TASK TO COMPLETE>
Please give the listing again in its entirety, exactly as written.

TASK INPUT>
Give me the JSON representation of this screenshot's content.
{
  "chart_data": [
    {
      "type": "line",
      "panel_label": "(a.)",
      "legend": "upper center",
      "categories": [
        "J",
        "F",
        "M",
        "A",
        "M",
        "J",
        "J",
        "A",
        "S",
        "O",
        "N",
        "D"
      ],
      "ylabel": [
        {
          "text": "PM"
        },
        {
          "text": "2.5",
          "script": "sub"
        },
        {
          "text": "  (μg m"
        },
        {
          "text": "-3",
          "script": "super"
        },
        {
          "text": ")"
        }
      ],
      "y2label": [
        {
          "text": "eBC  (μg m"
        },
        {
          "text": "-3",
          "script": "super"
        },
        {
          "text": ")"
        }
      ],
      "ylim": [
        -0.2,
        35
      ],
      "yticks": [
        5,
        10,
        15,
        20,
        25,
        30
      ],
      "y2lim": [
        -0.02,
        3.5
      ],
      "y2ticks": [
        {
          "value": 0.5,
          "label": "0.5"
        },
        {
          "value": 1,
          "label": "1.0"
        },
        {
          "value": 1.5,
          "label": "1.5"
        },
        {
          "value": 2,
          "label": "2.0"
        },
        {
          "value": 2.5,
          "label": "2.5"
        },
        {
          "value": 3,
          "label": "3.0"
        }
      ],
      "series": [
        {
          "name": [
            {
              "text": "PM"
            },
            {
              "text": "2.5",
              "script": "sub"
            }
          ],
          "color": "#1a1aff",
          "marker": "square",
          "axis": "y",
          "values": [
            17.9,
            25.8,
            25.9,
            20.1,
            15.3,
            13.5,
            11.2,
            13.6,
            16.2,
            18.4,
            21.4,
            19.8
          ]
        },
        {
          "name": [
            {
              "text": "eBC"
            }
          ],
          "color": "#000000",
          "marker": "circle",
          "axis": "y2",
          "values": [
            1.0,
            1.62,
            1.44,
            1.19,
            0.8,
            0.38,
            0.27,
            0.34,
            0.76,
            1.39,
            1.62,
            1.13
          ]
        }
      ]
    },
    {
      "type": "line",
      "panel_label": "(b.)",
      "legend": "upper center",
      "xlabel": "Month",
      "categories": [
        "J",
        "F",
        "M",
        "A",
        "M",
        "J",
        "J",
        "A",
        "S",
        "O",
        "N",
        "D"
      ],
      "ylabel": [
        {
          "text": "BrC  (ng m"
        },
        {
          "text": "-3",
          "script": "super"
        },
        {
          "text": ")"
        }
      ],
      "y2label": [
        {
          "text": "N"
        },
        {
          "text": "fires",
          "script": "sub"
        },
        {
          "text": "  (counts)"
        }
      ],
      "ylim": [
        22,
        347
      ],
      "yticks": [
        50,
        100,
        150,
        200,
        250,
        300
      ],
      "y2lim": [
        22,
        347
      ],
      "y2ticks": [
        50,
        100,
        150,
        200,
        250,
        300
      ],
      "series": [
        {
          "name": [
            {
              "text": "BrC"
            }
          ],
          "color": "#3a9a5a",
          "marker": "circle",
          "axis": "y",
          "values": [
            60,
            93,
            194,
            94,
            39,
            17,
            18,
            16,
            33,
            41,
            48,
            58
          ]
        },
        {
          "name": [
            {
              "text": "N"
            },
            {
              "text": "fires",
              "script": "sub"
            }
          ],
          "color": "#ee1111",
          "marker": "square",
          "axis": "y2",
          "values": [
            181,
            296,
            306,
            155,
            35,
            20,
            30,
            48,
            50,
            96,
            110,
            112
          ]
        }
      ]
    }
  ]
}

OUTPUT FOR THIS EXERCISE>
Give me the JSON representation of this screenshot's content.
{
  "chart_data": [
    {
      "type": "line",
      "panel_label": "(a.)",
      "legend": "upper center",
      "categories": [
        "J",
        "F",
        "M",
        "A",
        "M",
        "J",
        "J",
        "A",
        "S",
        "O",
        "N",
        "D"
      ],
      "ylabel": [
        {
          "text": "PM"
        },
        {
          "text": "2.5",
          "script": "sub"
        },
        {
          "text": "  (μg m"
        },
        {
          "text": "-3",
          "script": "super"
        },
        {
          "text": ")"
        }
      ],
      "y2label": [
        {
          "text": "eBC  (μg m"
        },
        {
          "text": "-3",
          "script": "super"
        },
        {
          "text": ")"
        }
      ],
      "ylim": [
        -0.2,
        35
      ],
      "yticks": [
        5,
        10,
        15,
        20,
        25,
        30
      ],
      "y2lim": [
        -0.02,
        3.5
      ],
      "y2ticks": [
        {
          "value": 0.5,
          "label": "0.5"
        },
        {
          "value": 1,
          "label": "1.0"
        },
        {
          "value": 1.5,
          "label": "1.5"
        },
        {
          "value": 2,
          "label": "2.0"
        },
        {
          "value": 2.5,
          "label": "2.5"
        },
        {
          "value": 3,
          "label": "3.0"
        }
      ],
      "series": [
        {
          "name": [
            {
              "text": "PM"
            },
            {
              "text": "2.5",
              "script": "sub"
            }
          ],
          "color": "#1a1aff",
          "marker": "square",
          "axis": "y",
          "values": [
            17.9,
            25.8,
            25.9,
            20.1,
            15.3,
            13.5,
            11.2,
            13.6,
            16.2,
            18.4,
            21.4,
            19.8
          ]
        },
        {
          "name": [
            {
              "text": "eBC"
            }
          ],
          "color": "#000000",
          "marker": "circle",
          "axis": "y2",
          "values": [
            1.0,
            1.62,
            1.44,
            1.19,
            0.8,
            0.38,
            0.27,
            0.34,
            0.76,
            1.39,
            1.62,
            1.13
          ]
        }
      ]
    },
    {
      "type": "line",
      "panel_label": "(b.)",
      "legend": "upper center",
      "xlabel": "Month",
      "categories": [
        "J",
        "F",
        "M",
        "A",
        "M",
        "J",
        "J",
        "A",
        "S",
        "O",
        "N",
        "D"
      ],
      "ylabel": [
        {
          "text": "BrC  (ng m"
        },
        {
          "text": "-3",
          "script": "super"
        },
        {
          "text": ")"
        }
      ],
      "y2label": [
        {
          "text": "N"
        },
        {
          "text": "fires",
          "script": "sub"
        },
        {
          "text": "  (counts)"
        }
      ],
      "ylim": [
        22,
        347
      ],
      "yticks": [
        50,
        100,
        150,
        200,
        250,
        300
      ],
      "y2lim": [
        22,
        347
      ],
      "y2ticks": [
        50,
        100,
        150,
        200,
        250,
        300
      ],
      "series": [
        {
          "name": [
            {
              "text": "BrC"
            }
          ],
          "color": "#3a9a5a",
          "marker": "circle",
          "axis": "y",
          "values": [
            60,
            93,
            194,
            94,
            39,
            17,
            18,
            16,
            33,
            41,
            48,
            58
          ]
        },
        {
          "name": [
            {
              "text": "N"
            },
            {
              "text": "fires",
              "script": "sub"
            }
          ],
          "color": "#ee1111",
          "marker": "square",
          "axis": "y2",
          "values": [
            181,
            296,
            306,
            155,
            35,
            20,
            30,
            48,
            50,
            96,
            110,
            112
          ]
        }
      ]
    }
  ]
}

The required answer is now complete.